Search the listing for "output" and copy every line where it appears.
----- Task input
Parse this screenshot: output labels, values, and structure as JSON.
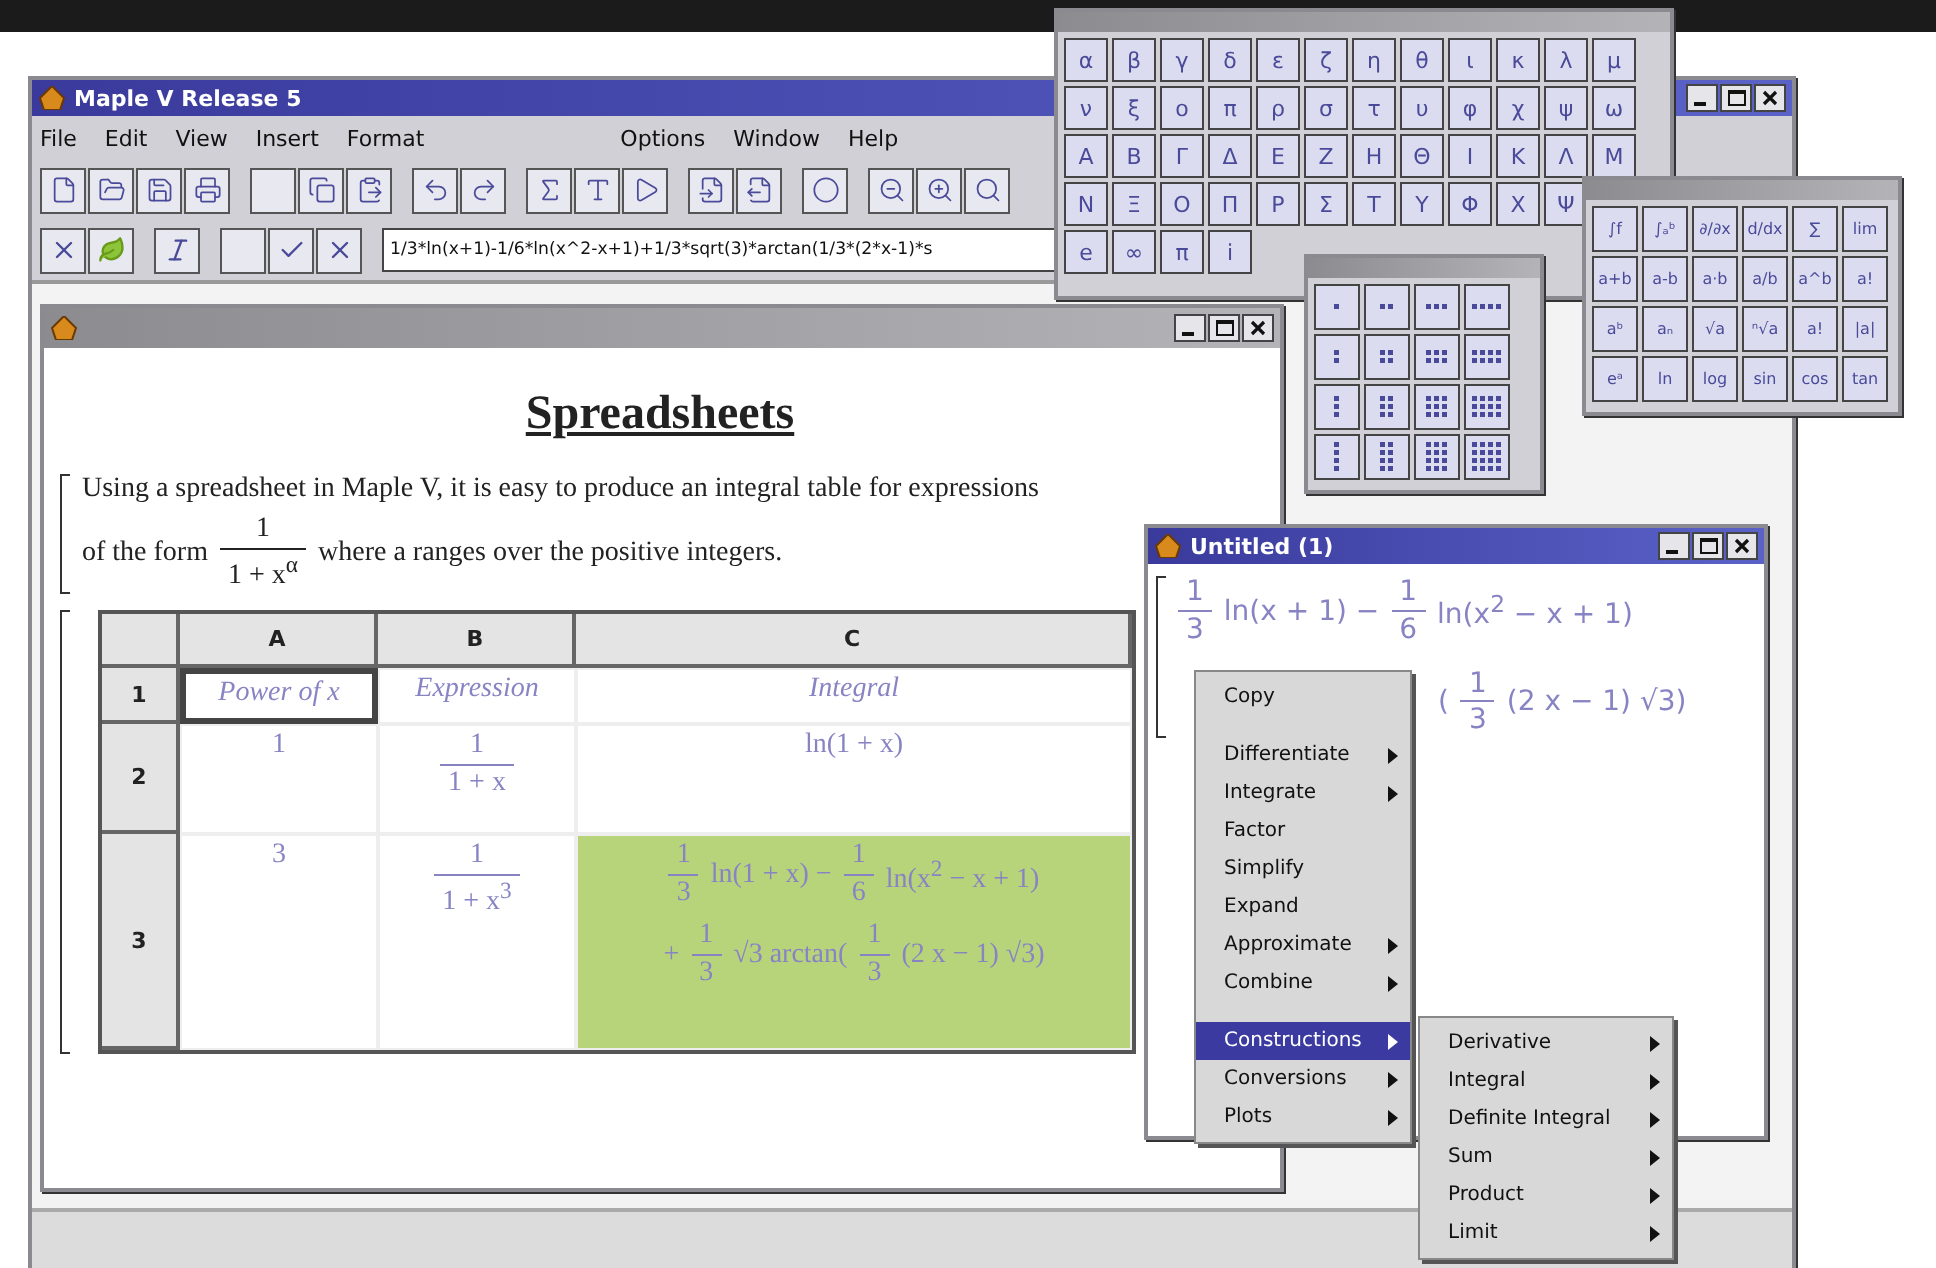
{
  "main_window": {
    "title": "Maple V Release 5",
    "active": true
  },
  "menu_bar": {
    "left": [
      "File",
      "Edit",
      "View",
      "Insert",
      "Format"
    ],
    "right": [
      "Options",
      "Window",
      "Help"
    ]
  },
  "input_field": {
    "value": "1/3*ln(x+1)-1/6*ln(x^2-x+1)+1/3*sqrt(3)*arctan(1/3*(2*x-1)*s"
  },
  "document_window": {
    "active": false,
    "heading": "Spreadsheets",
    "paragraph": [
      [
        {
          "kind": "text",
          "text": "Using a spreadsheet in Maple V, it is easy to produce an integral table for expressions"
        }
      ],
      [
        {
          "kind": "text",
          "text": "of the form"
        },
        {
          "kind": "frac",
          "num": "1",
          "den": "1 + x$^{α}$"
        },
        {
          "kind": "text",
          "text": "where a ranges over the positive integers."
        }
      ]
    ],
    "spreadsheet": {
      "columns": [
        "A",
        "B",
        "C"
      ],
      "row_labels": [
        "1",
        "2",
        "3"
      ],
      "rows": [
        [
          {
            "selected": true,
            "highlighted": false,
            "lines": [
              [
                {
                  "kind": "text",
                  "text": "Power of x",
                  "italic": true
                }
              ]
            ]
          },
          {
            "selected": false,
            "highlighted": false,
            "lines": [
              [
                {
                  "kind": "text",
                  "text": "Expression",
                  "italic": true
                }
              ]
            ]
          },
          {
            "selected": false,
            "highlighted": false,
            "lines": [
              [
                {
                  "kind": "text",
                  "text": "Integral",
                  "italic": true
                }
              ]
            ]
          }
        ],
        [
          {
            "selected": false,
            "highlighted": false,
            "lines": [
              [
                {
                  "kind": "text",
                  "text": "1"
                }
              ]
            ]
          },
          {
            "selected": false,
            "highlighted": false,
            "lines": [
              [
                {
                  "kind": "frac",
                  "num": "1",
                  "den": "1 + x"
                }
              ]
            ]
          },
          {
            "selected": false,
            "highlighted": false,
            "lines": [
              [
                {
                  "kind": "text",
                  "text": "ln(1 + x)"
                }
              ]
            ]
          }
        ],
        [
          {
            "selected": false,
            "highlighted": false,
            "lines": [
              [
                {
                  "kind": "text",
                  "text": "3"
                }
              ]
            ]
          },
          {
            "selected": false,
            "highlighted": false,
            "lines": [
              [
                {
                  "kind": "frac",
                  "num": "1",
                  "den": "1 + x$^{3}$"
                }
              ]
            ]
          },
          {
            "selected": false,
            "highlighted": true,
            "lines": [
              [
                {
                  "kind": "frac",
                  "num": "1",
                  "den": "3"
                },
                {
                  "kind": "text",
                  "text": "ln(1 + x) −"
                },
                {
                  "kind": "frac",
                  "num": "1",
                  "den": "6"
                },
                {
                  "kind": "text",
                  "text": "ln(x$^{2}$ − x + 1)"
                }
              ],
              [
                {
                  "kind": "text",
                  "text": "+"
                },
                {
                  "kind": "frac",
                  "num": "1",
                  "den": "3"
                },
                {
                  "kind": "text",
                  "text": "√3 arctan("
                },
                {
                  "kind": "frac",
                  "num": "1",
                  "den": "3"
                },
                {
                  "kind": "text",
                  "text": "(2 x − 1) √3)"
                }
              ]
            ]
          }
        ]
      ]
    }
  },
  "symbol_palette": {
    "active": false,
    "symbols": [
      [
        "α",
        "β",
        "γ",
        "δ",
        "ε",
        "ζ",
        "η",
        "θ",
        "ι",
        "κ",
        "λ",
        "μ"
      ],
      [
        "ν",
        "ξ",
        "ο",
        "π",
        "ρ",
        "σ",
        "τ",
        "υ",
        "φ",
        "χ",
        "ψ",
        "ω"
      ],
      [
        "Α",
        "Β",
        "Γ",
        "Δ",
        "Ε",
        "Ζ",
        "Η",
        "Θ",
        "Ι",
        "Κ",
        "Λ",
        "Μ"
      ],
      [
        "Ν",
        "Ξ",
        "Ο",
        "Π",
        "Ρ",
        "Σ",
        "Τ",
        "Υ",
        "Φ",
        "Χ",
        "Ψ"
      ],
      [
        "e",
        "∞",
        "π",
        "i"
      ]
    ]
  },
  "matrix_palette": {
    "active": false
  },
  "expression_palette": {
    "active": false,
    "templates": [
      [
        "∫f",
        "∫ₐᵇ",
        "∂/∂x",
        "d/dx",
        "∑",
        "lim"
      ],
      [
        "a+b",
        "a-b",
        "a·b",
        "a/b",
        "a^b",
        "a!"
      ],
      [
        "aᵇ",
        "aₙ",
        "√a",
        "ⁿ√a",
        "a!",
        "|a|"
      ],
      [
        "eᵃ",
        "ln",
        "log",
        "sin",
        "cos",
        "tan"
      ]
    ]
  },
  "untitled_window": {
    "title": "Untitled (1)",
    "active": true,
    "output": [
      [
        {
          "kind": "frac",
          "num": "1",
          "den": "3"
        },
        {
          "kind": "text",
          "text": "ln(x + 1) −"
        },
        {
          "kind": "frac",
          "num": "1",
          "den": "6"
        },
        {
          "kind": "text",
          "text": "ln(x$^{2}$ − x + 1)"
        }
      ],
      [
        {
          "kind": "text",
          "text": "("
        },
        {
          "kind": "frac",
          "num": "1",
          "den": "3"
        },
        {
          "kind": "text",
          "text": "(2 x − 1) √3)"
        }
      ]
    ]
  },
  "context_menu": [
    {
      "kind": "item",
      "label": "Copy",
      "submenu": false,
      "selected": false
    },
    {
      "kind": "separator"
    },
    {
      "kind": "item",
      "label": "Differentiate",
      "submenu": true,
      "selected": false
    },
    {
      "kind": "item",
      "label": "Integrate",
      "submenu": true,
      "selected": false
    },
    {
      "kind": "item",
      "label": "Factor",
      "submenu": false,
      "selected": false
    },
    {
      "kind": "item",
      "label": "Simplify",
      "submenu": false,
      "selected": false
    },
    {
      "kind": "item",
      "label": "Expand",
      "submenu": false,
      "selected": false
    },
    {
      "kind": "item",
      "label": "Approximate",
      "submenu": true,
      "selected": false
    },
    {
      "kind": "item",
      "label": "Combine",
      "submenu": true,
      "selected": false
    },
    {
      "kind": "separator"
    },
    {
      "kind": "item",
      "label": "Constructions",
      "submenu": true,
      "selected": true
    },
    {
      "kind": "item",
      "label": "Conversions",
      "submenu": true,
      "selected": false
    },
    {
      "kind": "item",
      "label": "Plots",
      "submenu": true,
      "selected": false
    }
  ],
  "submenu": [
    {
      "kind": "item",
      "label": "Derivative",
      "submenu": true,
      "selected": false
    },
    {
      "kind": "item",
      "label": "Integral",
      "submenu": true,
      "selected": false
    },
    {
      "kind": "item",
      "label": "Definite Integral",
      "submenu": true,
      "selected": false
    },
    {
      "kind": "item",
      "label": "Sum",
      "submenu": true,
      "selected": false
    },
    {
      "kind": "item",
      "label": "Product",
      "submenu": true,
      "selected": false
    },
    {
      "kind": "item",
      "label": "Limit",
      "submenu": true,
      "selected": false
    }
  ]
}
----------
__Correct result__:
Parse this screenshot: output labels, values, and structure as JSON.
    "output": [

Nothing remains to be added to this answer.